** TASK DATA follows **
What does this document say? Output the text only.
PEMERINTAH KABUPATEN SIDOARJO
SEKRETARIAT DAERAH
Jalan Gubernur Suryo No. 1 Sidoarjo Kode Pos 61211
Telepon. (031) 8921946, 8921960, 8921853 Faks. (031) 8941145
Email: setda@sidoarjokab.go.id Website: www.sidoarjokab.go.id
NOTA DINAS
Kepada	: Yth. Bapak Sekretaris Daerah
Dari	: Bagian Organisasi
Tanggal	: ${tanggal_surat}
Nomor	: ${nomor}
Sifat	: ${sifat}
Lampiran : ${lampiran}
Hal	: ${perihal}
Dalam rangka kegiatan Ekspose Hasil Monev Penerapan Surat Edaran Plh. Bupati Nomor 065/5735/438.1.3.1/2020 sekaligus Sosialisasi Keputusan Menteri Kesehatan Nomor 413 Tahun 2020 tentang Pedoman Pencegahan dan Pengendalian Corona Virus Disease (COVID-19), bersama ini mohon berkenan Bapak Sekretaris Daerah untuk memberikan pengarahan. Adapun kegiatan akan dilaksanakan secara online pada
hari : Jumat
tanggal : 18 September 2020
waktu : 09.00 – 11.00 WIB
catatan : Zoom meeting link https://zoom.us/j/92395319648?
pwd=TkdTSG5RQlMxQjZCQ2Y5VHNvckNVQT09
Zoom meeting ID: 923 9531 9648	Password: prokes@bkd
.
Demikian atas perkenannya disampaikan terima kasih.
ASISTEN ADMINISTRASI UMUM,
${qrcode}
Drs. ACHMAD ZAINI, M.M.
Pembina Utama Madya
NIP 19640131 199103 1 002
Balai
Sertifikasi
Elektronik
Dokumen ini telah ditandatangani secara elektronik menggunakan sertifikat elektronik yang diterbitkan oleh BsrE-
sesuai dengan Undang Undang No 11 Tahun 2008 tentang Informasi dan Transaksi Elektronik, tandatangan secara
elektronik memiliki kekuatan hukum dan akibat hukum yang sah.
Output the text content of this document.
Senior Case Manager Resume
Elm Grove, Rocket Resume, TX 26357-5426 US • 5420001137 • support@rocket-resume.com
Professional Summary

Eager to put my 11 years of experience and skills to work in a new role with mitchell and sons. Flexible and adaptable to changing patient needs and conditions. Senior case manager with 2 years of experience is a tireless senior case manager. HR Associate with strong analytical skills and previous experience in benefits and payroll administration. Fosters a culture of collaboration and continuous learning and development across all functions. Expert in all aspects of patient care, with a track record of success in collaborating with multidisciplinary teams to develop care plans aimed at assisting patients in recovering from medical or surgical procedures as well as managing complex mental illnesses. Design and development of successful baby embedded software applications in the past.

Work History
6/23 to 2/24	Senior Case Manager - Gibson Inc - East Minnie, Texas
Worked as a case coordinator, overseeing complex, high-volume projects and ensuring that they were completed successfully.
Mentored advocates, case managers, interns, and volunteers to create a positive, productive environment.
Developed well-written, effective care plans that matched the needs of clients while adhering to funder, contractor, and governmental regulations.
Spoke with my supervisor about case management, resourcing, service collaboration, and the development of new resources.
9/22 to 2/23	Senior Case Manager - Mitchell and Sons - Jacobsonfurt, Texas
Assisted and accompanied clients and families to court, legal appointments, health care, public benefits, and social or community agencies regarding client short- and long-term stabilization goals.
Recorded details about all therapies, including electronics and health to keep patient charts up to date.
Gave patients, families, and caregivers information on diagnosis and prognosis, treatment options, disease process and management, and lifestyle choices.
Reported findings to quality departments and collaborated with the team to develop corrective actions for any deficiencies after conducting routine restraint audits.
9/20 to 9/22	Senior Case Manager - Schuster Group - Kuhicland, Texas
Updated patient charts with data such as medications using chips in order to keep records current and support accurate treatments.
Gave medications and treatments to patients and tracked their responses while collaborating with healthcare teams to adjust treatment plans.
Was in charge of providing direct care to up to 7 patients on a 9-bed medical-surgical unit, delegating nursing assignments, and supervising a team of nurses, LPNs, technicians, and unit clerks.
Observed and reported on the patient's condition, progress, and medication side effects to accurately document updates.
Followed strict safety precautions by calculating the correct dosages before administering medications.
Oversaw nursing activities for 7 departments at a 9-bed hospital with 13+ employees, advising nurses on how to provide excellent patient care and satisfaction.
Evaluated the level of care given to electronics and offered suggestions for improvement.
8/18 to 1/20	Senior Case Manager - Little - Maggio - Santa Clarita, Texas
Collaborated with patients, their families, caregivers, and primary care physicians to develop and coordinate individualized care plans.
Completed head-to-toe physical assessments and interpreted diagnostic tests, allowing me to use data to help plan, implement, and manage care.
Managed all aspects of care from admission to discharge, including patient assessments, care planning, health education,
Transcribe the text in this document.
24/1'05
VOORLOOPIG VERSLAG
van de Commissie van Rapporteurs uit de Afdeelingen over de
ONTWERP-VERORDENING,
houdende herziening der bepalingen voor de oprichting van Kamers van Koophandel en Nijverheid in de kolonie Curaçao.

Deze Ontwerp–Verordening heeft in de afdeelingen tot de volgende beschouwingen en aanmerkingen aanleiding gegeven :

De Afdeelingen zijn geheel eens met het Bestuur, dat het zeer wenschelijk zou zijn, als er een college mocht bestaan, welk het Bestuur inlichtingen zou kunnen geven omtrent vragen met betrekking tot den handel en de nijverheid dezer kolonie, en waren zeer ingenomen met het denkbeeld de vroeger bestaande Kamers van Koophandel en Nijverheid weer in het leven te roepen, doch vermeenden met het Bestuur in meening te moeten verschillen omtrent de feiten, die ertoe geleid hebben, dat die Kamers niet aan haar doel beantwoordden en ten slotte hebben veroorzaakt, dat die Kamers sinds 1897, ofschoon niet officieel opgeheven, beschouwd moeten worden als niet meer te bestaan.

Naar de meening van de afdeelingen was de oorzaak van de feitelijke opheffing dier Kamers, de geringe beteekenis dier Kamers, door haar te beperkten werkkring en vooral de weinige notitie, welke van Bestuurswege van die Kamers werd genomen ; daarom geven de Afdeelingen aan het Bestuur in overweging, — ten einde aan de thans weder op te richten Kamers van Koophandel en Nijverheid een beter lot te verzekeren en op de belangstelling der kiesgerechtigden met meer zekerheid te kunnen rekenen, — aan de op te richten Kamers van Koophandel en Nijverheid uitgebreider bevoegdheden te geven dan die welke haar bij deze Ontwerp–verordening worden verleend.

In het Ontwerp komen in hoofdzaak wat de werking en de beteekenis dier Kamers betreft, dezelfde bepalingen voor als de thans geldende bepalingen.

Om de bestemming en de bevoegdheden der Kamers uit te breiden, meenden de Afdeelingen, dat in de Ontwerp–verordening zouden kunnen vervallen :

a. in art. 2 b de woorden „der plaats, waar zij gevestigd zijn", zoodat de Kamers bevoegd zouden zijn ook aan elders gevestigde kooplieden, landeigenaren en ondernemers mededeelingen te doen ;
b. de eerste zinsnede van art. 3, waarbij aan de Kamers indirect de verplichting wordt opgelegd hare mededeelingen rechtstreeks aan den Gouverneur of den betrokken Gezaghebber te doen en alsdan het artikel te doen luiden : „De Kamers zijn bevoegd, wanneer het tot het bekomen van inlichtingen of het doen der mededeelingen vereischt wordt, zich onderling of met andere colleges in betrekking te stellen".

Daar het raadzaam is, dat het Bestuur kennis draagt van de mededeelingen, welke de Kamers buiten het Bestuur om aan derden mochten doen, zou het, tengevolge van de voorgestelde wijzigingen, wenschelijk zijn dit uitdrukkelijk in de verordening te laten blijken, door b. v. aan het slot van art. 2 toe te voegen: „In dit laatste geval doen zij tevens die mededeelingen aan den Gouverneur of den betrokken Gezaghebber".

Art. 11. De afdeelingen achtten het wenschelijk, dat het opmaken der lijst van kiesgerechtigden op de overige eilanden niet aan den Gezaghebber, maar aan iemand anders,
** End of TASK DATA **
BRIEF: Each record above needs to be given again exactly as written.

RESULT OF THE EXERCISE:
What does this document say? Output the text only.
PEMERINTAH KABUPATEN SIDOARJO
SEKRETARIAT DAERAH
Jalan Gubernur Suryo No. 1 Sidoarjo Kode Pos 61211
Telepon. (031) 8921946, 8921960, 8921853 Faks. (031) 8941145
Email: setda@sidoarjokab.go.id Website: www.sidoarjokab.go.id
NOTA DINAS
Kepada	: Yth. Bapak Sekretaris Daerah
Dari	: Bagian Organisasi
Tanggal	: ${tanggal_surat}
Nomor	: ${nomor}
Sifat	: ${sifat}
Lampiran : ${lampiran}
Hal	: ${perihal}
Dalam rangka kegiatan Ekspose Hasil Monev Penerapan Surat Edaran Plh. Bupati Nomor 065/5735/438.1.3.1/2020 sekaligus Sosialisasi Keputusan Menteri Kesehatan Nomor 413 Tahun 2020 tentang Pedoman Pencegahan dan Pengendalian Corona Virus Disease (COVID-19), bersama ini mohon berkenan Bapak Sekretaris Daerah untuk memberikan pengarahan. Adapun kegiatan akan dilaksanakan secara online pada
hari : Jumat
tanggal : 18 September 2020
waktu : 09.00 – 11.00 WIB
catatan : Zoom meeting link https://zoom.us/j/92395319648?
pwd=TkdTSG5RQlMxQjZCQ2Y5VHNvckNVQT09
Zoom meeting ID: 923 9531 9648	Password: prokes@bkd
.
Demikian atas perkenannya disampaikan terima kasih.
ASISTEN ADMINISTRASI UMUM,
${qrcode}
Drs. ACHMAD ZAINI, M.M.
Pembina Utama Madya
NIP 19640131 199103 1 002
Balai
Sertifikasi
Elektronik
Dokumen ini telah ditandatangani secara elektronik menggunakan sertifikat elektronik yang diterbitkan oleh BsrE-
sesuai dengan Undang Undang No 11 Tahun 2008 tentang Informasi dan Transaksi Elektronik, tandatangan secara
elektronik memiliki kekuatan hukum dan akibat hukum yang sah.
Output the text content of this document.
Senior Case Manager Resume
Elm Grove, Rocket Resume, TX 26357-5426 US • 5420001137 • support@rocket-resume.com
Professional Summary

Eager to put my 11 years of experience and skills to work in a new role with mitchell and sons. Flexible and adaptable to changing patient needs and conditions. Senior case manager with 2 years of experience is a tireless senior case manager. HR Associate with strong analytical skills and previous experience in benefits and payroll administration. Fosters a culture of collaboration and continuous learning and development across all functions. Expert in all aspects of patient care, with a track record of success in collaborating with multidisciplinary teams to develop care plans aimed at assisting patients in recovering from medical or surgical procedures as well as managing complex mental illnesses. Design and development of successful baby embedded software applications in the past.

Work History
6/23 to 2/24	Senior Case Manager - Gibson Inc - East Minnie, Texas
Worked as a case coordinator, overseeing complex, high-volume projects and ensuring that they were completed successfully.
Mentored advocates, case managers, interns, and volunteers to create a positive, productive environment.
Developed well-written, effective care plans that matched the needs of clients while adhering to funder, contractor, and governmental regulations.
Spoke with my supervisor about case management, resourcing, service collaboration, and the development of new resources.
9/22 to 2/23	Senior Case Manager - Mitchell and Sons - Jacobsonfurt, Texas
Assisted and accompanied clients and families to court, legal appointments, health care, public benefits, and social or community agencies regarding client short- and long-term stabilization goals.
Recorded details about all therapies, including electronics and health to keep patient charts up to date.
Gave patients, families, and caregivers information on diagnosis and prognosis, treatment options, disease process and management, and lifestyle choices.
Reported findings to quality departments and collaborated with the team to develop corrective actions for any deficiencies after conducting routine restraint audits.
9/20 to 9/22	Senior Case Manager - Schuster Group - Kuhicland, Texas
Updated patient charts with data such as medications using chips in order to keep records current and support accurate treatments.
Gave medications and treatments to patients and tracked their responses while collaborating with healthcare teams to adjust treatment plans.
Was in charge of providing direct care to up to 7 patients on a 9-bed medical-surgical unit, delegating nursing assignments, and supervising a team of nurses, LPNs, technicians, and unit clerks.
Observed and reported on the patient's condition, progress, and medication side effects to accurately document updates.
Followed strict safety precautions by calculating the correct dosages before administering medications.
Oversaw nursing activities for 7 departments at a 9-bed hospital with 13+ employees, advising nurses on how to provide excellent patient care and satisfaction.
Evaluated the level of care given to electronics and offered suggestions for improvement.
8/18 to 1/20	Senior Case Manager - Little - Maggio - Santa Clarita, Texas
Collaborated with patients, their families, caregivers, and primary care physicians to develop and coordinate individualized care plans.
Completed head-to-toe physical assessments and interpreted diagnostic tests, allowing me to use data to help plan, implement, and manage care.
Managed all aspects of care from admission to discharge, including patient assessments, care planning, health education,
Transcribe the text in this document.
24/1'05
VOORLOOPIG VERSLAG
van de Commissie van Rapporteurs uit de Afdeelingen over de
ONTWERP-VERORDENING,
houdende herziening der bepalingen voor de oprichting van Kamers van Koophandel en Nijverheid in de kolonie Curaçao.

Deze Ontwerp–Verordening heeft in de afdeelingen tot de volgende beschouwingen en aanmerkingen aanleiding gegeven :

De Afdeelingen zijn geheel eens met het Bestuur, dat het zeer wenschelijk zou zijn, als er een college mocht bestaan, welk het Bestuur inlichtingen zou kunnen geven omtrent vragen met betrekking tot den handel en de nijverheid dezer kolonie, en waren zeer ingenomen met het denkbeeld de vroeger bestaande Kamers van Koophandel en Nijverheid weer in het leven te roepen, doch vermeenden met het Bestuur in meening te moeten verschillen omtrent de feiten, die ertoe geleid hebben, dat die Kamers niet aan haar doel beantwoordden en ten slotte hebben veroorzaakt, dat die Kamers sinds 1897, ofschoon niet officieel opgeheven, beschouwd moeten worden als niet meer te bestaan.

Naar de meening van de afdeelingen was de oorzaak van de feitelijke opheffing dier Kamers, de geringe beteekenis dier Kamers, door haar te beperkten werkkring en vooral de weinige notitie, welke van Bestuurswege van die Kamers werd genomen ; daarom geven de Afdeelingen aan het Bestuur in overweging, — ten einde aan de thans weder op te richten Kamers van Koophandel en Nijverheid een beter lot te verzekeren en op de belangstelling der kiesgerechtigden met meer zekerheid te kunnen rekenen, — aan de op te richten Kamers van Koophandel en Nijverheid uitgebreider bevoegdheden te geven dan die welke haar bij deze Ontwerp–verordening worden verleend.

In het Ontwerp komen in hoofdzaak wat de werking en de beteekenis dier Kamers betreft, dezelfde bepalingen voor als de thans geldende bepalingen.

Om de bestemming en de bevoegdheden der Kamers uit te breiden, meenden de Afdeelingen, dat in de Ontwerp–verordening zouden kunnen vervallen :

a. in art. 2 b de woorden „der plaats, waar zij gevestigd zijn", zoodat de Kamers bevoegd zouden zijn ook aan elders gevestigde kooplieden, landeigenaren en ondernemers mededeelingen te doen ;
b. de eerste zinsnede van art. 3, waarbij aan de Kamers indirect de verplichting wordt opgelegd hare mededeelingen rechtstreeks aan den Gouverneur of den betrokken Gezaghebber te doen en alsdan het artikel te doen luiden : „De Kamers zijn bevoegd, wanneer het tot het bekomen van inlichtingen of het doen der mededeelingen vereischt wordt, zich onderling of met andere colleges in betrekking te stellen".

Daar het raadzaam is, dat het Bestuur kennis draagt van de mededeelingen, welke de Kamers buiten het Bestuur om aan derden mochten doen, zou het, tengevolge van de voorgestelde wijzigingen, wenschelijk zijn dit uitdrukkelijk in de verordening te laten blijken, door b. v. aan het slot van art. 2 toe te voegen: „In dit laatste geval doen zij tevens die mededeelingen aan den Gouverneur of den betrokken Gezaghebber".

Art. 11. De afdeelingen achtten het wenschelijk, dat het opmaken der lijst van kiesgerechtigden op de overige eilanden niet aan den Gezaghebber, maar aan iemand anders,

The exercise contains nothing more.